Sunday, May 12, 2019

335 days to the UK

The working assumption is that our next major holiday will be in the UK, April 11-24, 2020, with kids.

The original impetus was my mother-in-law's 80th birthday in March, but we couldn't take the kids out of school for two weeks, and it didn't seem right to leave them at home. After all, the last time they saw their cousins was 2 years ago, when they came to New Zealand.

Of course, I'm planning to drop the kids with my in-laws and go do something fun. 🙂

I had hoped our next big holiday was California over Christmas, but my mother hasn't been doing well so we decided to go earlier, without the kids, and though I get enough time off (5 weeks vacation per year), I still can't afford two big holidays. So we'll look at doing another 'staycation' like Christchurch. (I have a friend who recommends one of the Pacific Islands; I'll have to ask which one.)

It's been 3 years since my last visit, and that was a work visit so I hardly had time to see anyone. I'm so excited to get back, and it will be a long 11 month wait! 

Tuesday, May 7, 2019

Hong Kong

I've never been the south-east Asia. I've been to Beijing and Osaka, but those don't count. I almost went to Thailand -- just after I arrived in New Zealand and while I was still waiting for my work visa, a friend was heading to Thailand and I thought about joining him, but my new girlfriend shut that down quickly. :-)

That said, I've never particularly wanted to go to Southeast Asia. As I noted when I moved to Britain, I can only deal with cultural change in small bites; anything more than that and I get overwhelmed and cranky. But Hong Kong -- a British colony for 100 years -- seemed like a good gateway. It wasn't.

We had a 16-hour layover, from 5am to 9pm. The meticulously planned itinerary was simple:
  • Buy online tickets for the “360 Lantau Culture and Heritage Insight Tour” before we arrive
  • Take a taxi from the airport to Tung Chung station (HK $40)
  • Get a round-trip train ticket to Hong Kong central
  • Spend 3 hours exploring the city
  • Return to Tung Chung by 11am
  • Take the 45-minute cable car ride to Ngong Ping
  • Have lunch at the Po Lin Monastery
  • Join the 1:15pm tour. The 3.5 tour included the Big Buddha and Tai O fishing village
  • Take the 45-minte cable car ride back to Tung Chung
  • Shop/eat at the Citygate Outlets
  • Take a taxi back to the airport by 8pm
  • Board the 9pm flight

Now, let’s see how well that worked out:
  • Buy online tickets for the “360 Lantau Culture and Heritage Insight Tour” before we arrive The online app (which offered a substantial discount) failed to mention you had to book more than 24 hours in advance.

INFORMATION SUPPLIED:
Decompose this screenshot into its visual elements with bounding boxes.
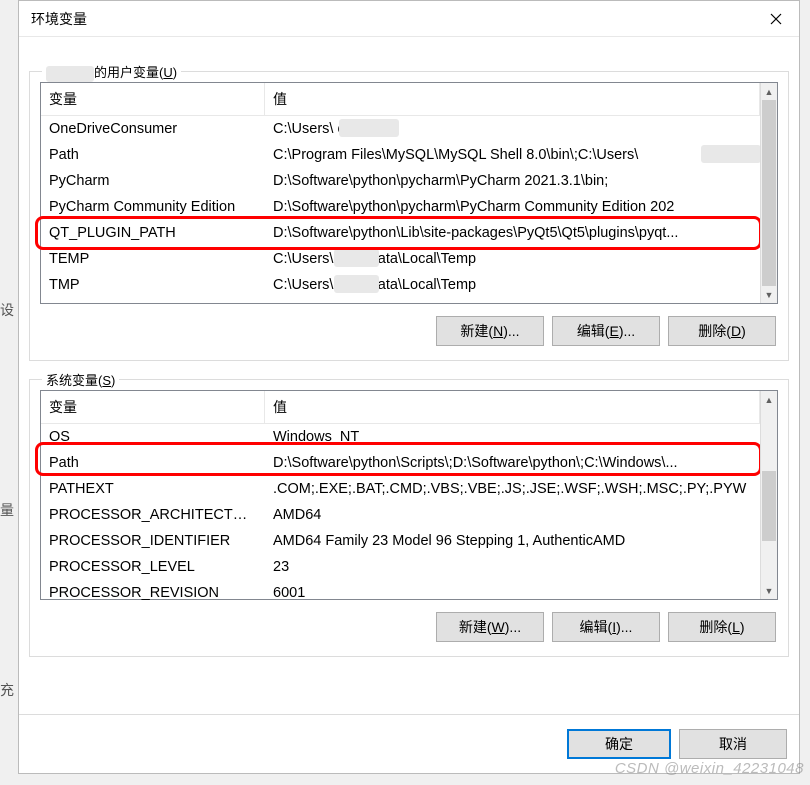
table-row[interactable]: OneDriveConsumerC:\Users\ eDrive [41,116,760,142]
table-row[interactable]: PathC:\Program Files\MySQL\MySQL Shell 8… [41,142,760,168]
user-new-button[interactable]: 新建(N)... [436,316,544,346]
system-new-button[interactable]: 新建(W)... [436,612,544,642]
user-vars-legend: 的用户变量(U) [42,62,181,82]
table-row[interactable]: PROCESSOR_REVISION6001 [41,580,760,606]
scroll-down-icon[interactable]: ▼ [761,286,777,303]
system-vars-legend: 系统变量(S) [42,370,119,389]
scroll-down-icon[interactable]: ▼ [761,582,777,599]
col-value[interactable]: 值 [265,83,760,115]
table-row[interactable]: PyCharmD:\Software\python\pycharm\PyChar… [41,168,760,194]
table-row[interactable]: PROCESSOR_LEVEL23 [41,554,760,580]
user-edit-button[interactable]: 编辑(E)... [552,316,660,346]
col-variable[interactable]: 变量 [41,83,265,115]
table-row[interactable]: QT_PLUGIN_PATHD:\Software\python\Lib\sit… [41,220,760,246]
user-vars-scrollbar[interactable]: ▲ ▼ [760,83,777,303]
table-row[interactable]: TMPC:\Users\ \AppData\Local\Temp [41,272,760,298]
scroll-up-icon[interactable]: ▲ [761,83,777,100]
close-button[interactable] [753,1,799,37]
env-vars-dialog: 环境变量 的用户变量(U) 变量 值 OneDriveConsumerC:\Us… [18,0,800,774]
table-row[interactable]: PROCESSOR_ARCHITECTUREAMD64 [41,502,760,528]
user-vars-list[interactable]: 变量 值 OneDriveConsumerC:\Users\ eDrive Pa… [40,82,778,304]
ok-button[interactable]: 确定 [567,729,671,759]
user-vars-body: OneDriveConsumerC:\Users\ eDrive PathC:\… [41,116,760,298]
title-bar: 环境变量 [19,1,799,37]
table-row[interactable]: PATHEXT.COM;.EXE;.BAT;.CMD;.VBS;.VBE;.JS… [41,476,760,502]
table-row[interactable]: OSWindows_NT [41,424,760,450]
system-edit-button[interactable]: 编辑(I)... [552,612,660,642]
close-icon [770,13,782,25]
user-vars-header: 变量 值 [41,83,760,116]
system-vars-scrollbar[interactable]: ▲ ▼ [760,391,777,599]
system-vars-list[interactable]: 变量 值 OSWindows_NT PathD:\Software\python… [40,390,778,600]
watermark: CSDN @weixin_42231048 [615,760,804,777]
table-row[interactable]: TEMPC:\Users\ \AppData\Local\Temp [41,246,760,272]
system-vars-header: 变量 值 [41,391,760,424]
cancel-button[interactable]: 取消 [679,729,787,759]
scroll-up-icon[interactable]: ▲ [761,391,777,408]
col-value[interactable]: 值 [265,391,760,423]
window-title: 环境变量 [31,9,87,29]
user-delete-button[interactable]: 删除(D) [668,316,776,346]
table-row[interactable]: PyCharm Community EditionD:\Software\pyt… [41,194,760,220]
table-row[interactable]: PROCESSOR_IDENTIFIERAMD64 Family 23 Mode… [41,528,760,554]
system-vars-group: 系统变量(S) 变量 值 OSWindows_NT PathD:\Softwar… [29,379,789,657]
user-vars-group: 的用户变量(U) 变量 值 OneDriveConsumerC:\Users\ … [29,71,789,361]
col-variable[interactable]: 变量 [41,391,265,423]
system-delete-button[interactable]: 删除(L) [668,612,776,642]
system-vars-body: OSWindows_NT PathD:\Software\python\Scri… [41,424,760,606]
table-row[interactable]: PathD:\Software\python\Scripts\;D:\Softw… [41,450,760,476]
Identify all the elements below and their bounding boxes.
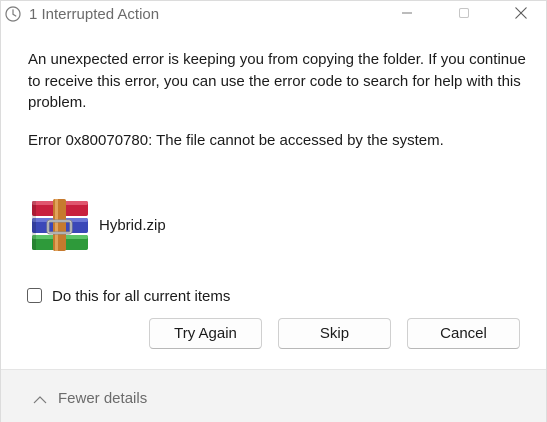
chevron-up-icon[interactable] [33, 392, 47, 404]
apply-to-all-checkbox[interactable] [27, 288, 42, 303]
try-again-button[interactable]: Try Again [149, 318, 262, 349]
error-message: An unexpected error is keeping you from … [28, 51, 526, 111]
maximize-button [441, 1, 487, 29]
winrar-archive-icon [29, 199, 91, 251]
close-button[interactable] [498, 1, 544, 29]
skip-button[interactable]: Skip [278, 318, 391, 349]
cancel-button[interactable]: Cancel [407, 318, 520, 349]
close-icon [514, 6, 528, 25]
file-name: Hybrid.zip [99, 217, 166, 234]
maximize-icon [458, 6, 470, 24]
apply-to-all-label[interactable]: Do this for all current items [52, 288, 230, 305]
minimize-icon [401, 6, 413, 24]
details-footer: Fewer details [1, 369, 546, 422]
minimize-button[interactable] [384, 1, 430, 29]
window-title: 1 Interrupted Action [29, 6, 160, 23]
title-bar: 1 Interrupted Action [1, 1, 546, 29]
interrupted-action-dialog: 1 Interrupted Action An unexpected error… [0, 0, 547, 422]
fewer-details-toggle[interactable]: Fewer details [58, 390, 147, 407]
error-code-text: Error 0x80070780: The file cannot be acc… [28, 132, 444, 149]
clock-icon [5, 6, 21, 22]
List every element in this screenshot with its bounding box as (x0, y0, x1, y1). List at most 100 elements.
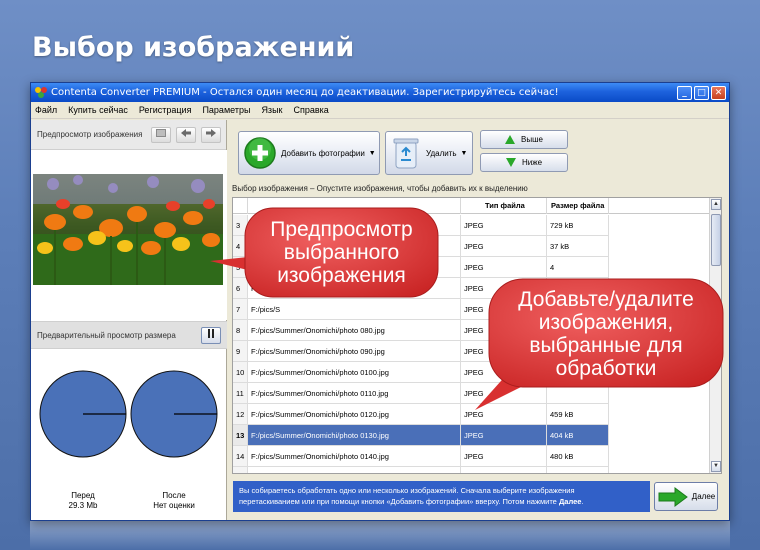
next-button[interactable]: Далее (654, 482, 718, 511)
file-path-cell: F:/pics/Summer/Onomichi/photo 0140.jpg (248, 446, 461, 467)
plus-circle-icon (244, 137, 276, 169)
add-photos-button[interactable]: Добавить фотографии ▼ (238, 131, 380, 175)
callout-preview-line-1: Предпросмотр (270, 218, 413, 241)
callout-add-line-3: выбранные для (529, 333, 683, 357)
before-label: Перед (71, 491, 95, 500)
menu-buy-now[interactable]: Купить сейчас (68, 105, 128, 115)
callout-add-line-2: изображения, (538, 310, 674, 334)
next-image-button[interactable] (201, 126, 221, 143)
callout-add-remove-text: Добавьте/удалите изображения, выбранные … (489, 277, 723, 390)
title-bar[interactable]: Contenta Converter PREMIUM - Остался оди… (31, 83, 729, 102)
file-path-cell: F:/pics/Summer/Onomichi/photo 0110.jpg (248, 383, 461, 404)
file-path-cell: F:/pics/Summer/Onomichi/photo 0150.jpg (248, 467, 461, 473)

SET OF TASKS:
A – In the records, copy the lines from the one containing "chevron-up-icon[interactable] [33, 392, 47, 404]" through the one containing "close-button[interactable] [498, 1, 544, 29]", including both of those lines.
B – Continue the travel blog about the Hong Kong layover from where it stops.

ANSWER SET:
A –
chevron-up-icon[interactable] [33, 392, 47, 404]
apply-to-all-checkbox[interactable] [27, 288, 42, 303]
try-again-button[interactable]: Try Again [149, 318, 262, 349]
error-message: An unexpected error is keeping you from … [28, 51, 526, 111]
maximize-button [441, 1, 487, 29]
winrar-archive-icon [29, 199, 91, 251]
close-button[interactable] [498, 1, 544, 29]

B –
  • Take a taxi from the airport to Tung Chung station (HK $40) It was HK $50
  • Get a round-trip train ticket to Hong Kong central The kiosk only offered one-way tickets!  The whole point of taking the taxi was to save money over taking a one-way ticket from the airport and a one-way ticket back to Tung Chung!
  • Spend 3 hours exploring the city We took the train to Kowloon station and attempted to walk to the ferry.  I say “attempted” because it took us half an hour just to find our way out of the train station/mall.  Hong Kong city planners are clearly not fond of pedestrians, sending them up to elevated walkways, down to subterranean crosswalks, or just having an exit door that leads straight onto the motorway.  (I’m exaggerating there, but not by much!)  It was an early Saturday morning and I think there were three of us on the ferry across Victoria Harbour.  Once we were in Hong Kong proper, the contrast was remarkable—one street was lined of shopping malls and luxury brands, and two blocks over it was street vendors.  My son had been moaning since we got off the flight about his stomach hurting, so we found a western-looking restaurant and stopped to eat.  (He didn’t eat, and for a 14-year-old boy that is a clear sign there was a real problem.)
  • Return to Tung Chung by 11am We were late
  • Take the 45-minute cable car ride to Ngong Ping – we did this, and it was great!
  • Have lunch at the Po Lin Monastery Since we’d already eaten, we skipped this.  (There was also some confusion about whether you ate the monastery or under the Big Buddha.)  In any case, although it was all vegetarian, it was not gluten-free and I couldn’t see anything my partner could eat and my son was still not eating.
  • Join the 1:15pm tour.  The 3.5 tour included the Big Buddha and Tai O fishing village I thought my partner would have trouble being on her feet all day, because she can’t sleep on an airplane, but in reality she was fine and it was my son who was dragging his feet everywhere.  It seemed cruel to extend his misery  so we skipped the tour.  (And no, it’s not because I didn’t want to pay full-price!!)
  • Take the 45-minte cable car ride back to Tung Chung They had stopped the cable cars because of a thunderstorm warning.  We were one of the first in the queue for the replacement bus and it still took us two hours to get off the mountain!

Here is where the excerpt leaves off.